The entries need to be copied exactly.

** start of SUPPLIED ENTRIES **

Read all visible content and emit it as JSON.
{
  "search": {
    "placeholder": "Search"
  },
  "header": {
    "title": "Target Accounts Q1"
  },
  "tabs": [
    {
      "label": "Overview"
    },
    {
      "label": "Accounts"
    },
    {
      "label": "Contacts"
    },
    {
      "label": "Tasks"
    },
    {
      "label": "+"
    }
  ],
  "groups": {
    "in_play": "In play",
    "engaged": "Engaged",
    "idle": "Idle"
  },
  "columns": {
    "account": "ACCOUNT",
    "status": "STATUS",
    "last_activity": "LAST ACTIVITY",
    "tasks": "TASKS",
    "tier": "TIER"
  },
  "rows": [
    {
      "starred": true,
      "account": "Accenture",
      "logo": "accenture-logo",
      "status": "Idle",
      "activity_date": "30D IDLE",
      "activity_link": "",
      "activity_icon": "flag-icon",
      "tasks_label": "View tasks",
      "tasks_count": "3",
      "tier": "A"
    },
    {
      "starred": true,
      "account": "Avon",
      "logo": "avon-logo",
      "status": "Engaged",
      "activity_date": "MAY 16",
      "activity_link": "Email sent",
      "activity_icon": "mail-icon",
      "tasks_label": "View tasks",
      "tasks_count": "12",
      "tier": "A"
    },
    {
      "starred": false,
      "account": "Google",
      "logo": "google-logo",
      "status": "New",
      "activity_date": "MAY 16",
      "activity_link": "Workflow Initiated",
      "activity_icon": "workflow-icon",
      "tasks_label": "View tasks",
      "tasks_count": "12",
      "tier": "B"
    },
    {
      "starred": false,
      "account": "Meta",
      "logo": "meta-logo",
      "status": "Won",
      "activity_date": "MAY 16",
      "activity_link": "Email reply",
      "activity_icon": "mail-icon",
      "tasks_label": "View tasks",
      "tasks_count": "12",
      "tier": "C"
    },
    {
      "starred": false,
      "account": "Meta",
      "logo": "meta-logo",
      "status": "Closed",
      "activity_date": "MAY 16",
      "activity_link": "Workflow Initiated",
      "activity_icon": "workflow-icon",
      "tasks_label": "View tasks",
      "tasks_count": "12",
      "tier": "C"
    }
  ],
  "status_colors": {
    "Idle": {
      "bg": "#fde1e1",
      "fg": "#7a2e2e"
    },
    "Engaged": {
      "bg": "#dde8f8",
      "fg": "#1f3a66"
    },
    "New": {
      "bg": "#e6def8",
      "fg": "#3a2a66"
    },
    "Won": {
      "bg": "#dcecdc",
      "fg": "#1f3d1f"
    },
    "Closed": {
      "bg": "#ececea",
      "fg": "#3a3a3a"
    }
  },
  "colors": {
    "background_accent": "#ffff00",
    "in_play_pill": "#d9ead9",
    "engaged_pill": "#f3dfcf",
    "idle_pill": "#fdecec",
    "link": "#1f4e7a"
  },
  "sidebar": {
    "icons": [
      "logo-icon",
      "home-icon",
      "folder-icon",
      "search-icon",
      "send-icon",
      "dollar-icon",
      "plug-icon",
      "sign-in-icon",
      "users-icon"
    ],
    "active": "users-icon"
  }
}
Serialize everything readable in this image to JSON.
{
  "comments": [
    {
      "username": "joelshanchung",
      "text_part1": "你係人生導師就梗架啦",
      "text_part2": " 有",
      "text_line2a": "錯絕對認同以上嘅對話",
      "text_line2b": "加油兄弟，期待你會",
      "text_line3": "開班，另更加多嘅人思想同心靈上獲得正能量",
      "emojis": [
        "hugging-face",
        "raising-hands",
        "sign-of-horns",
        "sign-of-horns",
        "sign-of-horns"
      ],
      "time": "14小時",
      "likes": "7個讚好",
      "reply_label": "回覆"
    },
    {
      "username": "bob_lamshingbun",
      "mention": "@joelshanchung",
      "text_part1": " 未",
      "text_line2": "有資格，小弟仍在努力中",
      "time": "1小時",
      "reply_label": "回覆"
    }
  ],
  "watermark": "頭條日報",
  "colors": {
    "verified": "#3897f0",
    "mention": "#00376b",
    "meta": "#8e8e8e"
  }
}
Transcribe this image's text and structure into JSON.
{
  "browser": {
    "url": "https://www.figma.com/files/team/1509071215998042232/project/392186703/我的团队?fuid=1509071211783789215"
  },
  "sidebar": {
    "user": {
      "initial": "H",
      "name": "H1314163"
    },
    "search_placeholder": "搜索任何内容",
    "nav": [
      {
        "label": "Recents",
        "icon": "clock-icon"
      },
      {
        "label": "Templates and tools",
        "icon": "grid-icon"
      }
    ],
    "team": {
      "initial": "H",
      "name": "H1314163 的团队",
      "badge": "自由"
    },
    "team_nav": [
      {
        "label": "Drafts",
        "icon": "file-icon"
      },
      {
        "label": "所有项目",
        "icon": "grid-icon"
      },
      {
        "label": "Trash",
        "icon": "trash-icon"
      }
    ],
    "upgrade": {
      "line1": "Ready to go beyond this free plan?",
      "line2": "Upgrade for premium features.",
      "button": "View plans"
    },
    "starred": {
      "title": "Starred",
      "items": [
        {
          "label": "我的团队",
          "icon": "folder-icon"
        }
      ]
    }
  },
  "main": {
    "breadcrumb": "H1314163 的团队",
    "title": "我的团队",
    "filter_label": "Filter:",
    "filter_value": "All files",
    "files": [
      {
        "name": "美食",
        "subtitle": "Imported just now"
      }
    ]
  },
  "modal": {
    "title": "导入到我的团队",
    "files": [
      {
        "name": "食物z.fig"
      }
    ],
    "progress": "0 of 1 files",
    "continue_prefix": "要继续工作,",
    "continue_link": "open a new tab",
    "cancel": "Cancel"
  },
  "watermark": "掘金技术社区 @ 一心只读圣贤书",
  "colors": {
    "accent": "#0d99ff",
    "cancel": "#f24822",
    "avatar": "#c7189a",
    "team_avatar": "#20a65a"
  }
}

** end of SUPPLIED ENTRIES **

RESPONSE FOR THIS EXERCISE.
Read all visible content and emit it as JSON.
{
  "search": {
    "placeholder": "Search"
  },
  "header": {
    "title": "Target Accounts Q1"
  },
  "tabs": [
    {
      "label": "Overview"
    },
    {
      "label": "Accounts"
    },
    {
      "label": "Contacts"
    },
    {
      "label": "Tasks"
    },
    {
      "label": "+"
    }
  ],
  "groups": {
    "in_play": "In play",
    "engaged": "Engaged",
    "idle": "Idle"
  },
  "columns": {
    "account": "ACCOUNT",
    "status": "STATUS",
    "last_activity": "LAST ACTIVITY",
    "tasks": "TASKS",
    "tier": "TIER"
  },
  "rows": [
    {
      "starred": true,
      "account": "Accenture",
      "logo": "accenture-logo",
      "status": "Idle",
      "activity_date": "30D IDLE",
      "activity_link": "",
      "activity_icon": "flag-icon",
      "tasks_label": "View tasks",
      "tasks_count": "3",
      "tier": "A"
    },
    {
      "starred": true,
      "account": "Avon",
      "logo": "avon-logo",
      "status": "Engaged",
      "activity_date": "MAY 16",
      "activity_link": "Email sent",
      "activity_icon": "mail-icon",
      "tasks_label": "View tasks",
      "tasks_count": "12",
      "tier": "A"
    },
    {
      "starred": false,
      "account": "Google",
      "logo": "google-logo",
      "status": "New",
      "activity_date": "MAY 16",
      "activity_link": "Workflow Initiated",
      "activity_icon": "workflow-icon",
      "tasks_label": "View tasks",
      "tasks_count": "12",
      "tier": "B"
    },
    {
      "starred": false,
      "account": "Meta",
      "logo": "meta-logo",
      "status": "Won",
      "activity_date": "MAY 16",
      "activity_link": "Email reply",
      "activity_icon": "mail-icon",
      "tasks_label": "View tasks",
      "tasks_count": "12",
      "tier": "C"
    },
    {
      "starred": false,
      "account": "Meta",
      "logo": "meta-logo",
      "status": "Closed",
      "activity_date": "MAY 16",
      "activity_link": "Workflow Initiated",
      "activity_icon": "workflow-icon",
      "tasks_label": "View tasks",
      "tasks_count": "12",
      "tier": "C"
    }
  ],
  "status_colors": {
    "Idle": {
      "bg": "#fde1e1",
      "fg": "#7a2e2e"
    },
    "Engaged": {
      "bg": "#dde8f8",
      "fg": "#1f3a66"
    },
    "New": {
      "bg": "#e6def8",
      "fg": "#3a2a66"
    },
    "Won": {
      "bg": "#dcecdc",
      "fg": "#1f3d1f"
    },
    "Closed": {
      "bg": "#ececea",
      "fg": "#3a3a3a"
    }
  },
  "colors": {
    "background_accent": "#ffff00",
    "in_play_pill": "#d9ead9",
    "engaged_pill": "#f3dfcf",
    "idle_pill": "#fdecec",
    "link": "#1f4e7a"
  },
  "sidebar": {
    "icons": [
      "logo-icon",
      "home-icon",
      "folder-icon",
      "search-icon",
      "send-icon",
      "dollar-icon",
      "plug-icon",
      "sign-in-icon",
      "users-icon"
    ],
    "active": "users-icon"
  }
}
Serialize everything readable in this image to JSON.
{
  "comments": [
    {
      "username": "joelshanchung",
      "text_part1": "你係人生導師就梗架啦",
      "text_part2": " 有",
      "text_line2a": "錯絕對認同以上嘅對話",
      "text_line2b": "加油兄弟，期待你會",
      "text_line3": "開班，另更加多嘅人思想同心靈上獲得正能量",
      "emojis": [
        "hugging-face",
        "raising-hands",
        "sign-of-horns",
        "sign-of-horns",
        "sign-of-horns"
      ],
      "time": "14小時",
      "likes": "7個讚好",
      "reply_label": "回覆"
    },
    {
      "username": "bob_lamshingbun",
      "mention": "@joelshanchung",
      "text_part1": " 未",
      "text_line2": "有資格，小弟仍在努力中",
      "time": "1小時",
      "reply_label": "回覆"
    }
  ],
  "watermark": "頭條日報",
  "colors": {
    "verified": "#3897f0",
    "mention": "#00376b",
    "meta": "#8e8e8e"
  }
}
Transcribe this image's text and structure into JSON.
{
  "browser": {
    "url": "https://www.figma.com/files/team/1509071215998042232/project/392186703/我的团队?fuid=1509071211783789215"
  },
  "sidebar": {
    "user": {
      "initial": "H",
      "name": "H1314163"
    },
    "search_placeholder": "搜索任何内容",
    "nav": [
      {
        "label": "Recents",
        "icon": "clock-icon"
      },
      {
        "label": "Templates and tools",
        "icon": "grid-icon"
      }
    ],
    "team": {
      "initial": "H",
      "name": "H1314163 的团队",
      "badge": "自由"
    },
    "team_nav": [
      {
        "label": "Drafts",
        "icon": "file-icon"
      },
      {
        "label": "所有项目",
        "icon": "grid-icon"
      },
      {
        "label": "Trash",
        "icon": "trash-icon"
      }
    ],
    "upgrade": {
      "line1": "Ready to go beyond this free plan?",
      "line2": "Upgrade for premium features.",
      "button": "View plans"
    },
    "starred": {
      "title": "Starred",
      "items": [
        {
          "label": "我的团队",
          "icon": "folder-icon"
        }
      ]
    }
  },
  "main": {
    "breadcrumb": "H1314163 的团队",
    "title": "我的团队",
    "filter_label": "Filter:",
    "filter_value": "All files",
    "files": [
      {
        "name": "美食",
        "subtitle": "Imported just now"
      }
    ]
  },
  "modal": {
    "title": "导入到我的团队",
    "files": [
      {
        "name": "食物z.fig"
      }
    ],
    "progress": "0 of 1 files",
    "continue_prefix": "要继续工作,",
    "continue_link": "open a new tab",
    "cancel": "Cancel"
  },
  "watermark": "掘金技术社区 @ 一心只读圣贤书",
  "colors": {
    "accent": "#0d99ff",
    "cancel": "#f24822",
    "avatar": "#c7189a",
    "team_avatar": "#20a65a"
  }
}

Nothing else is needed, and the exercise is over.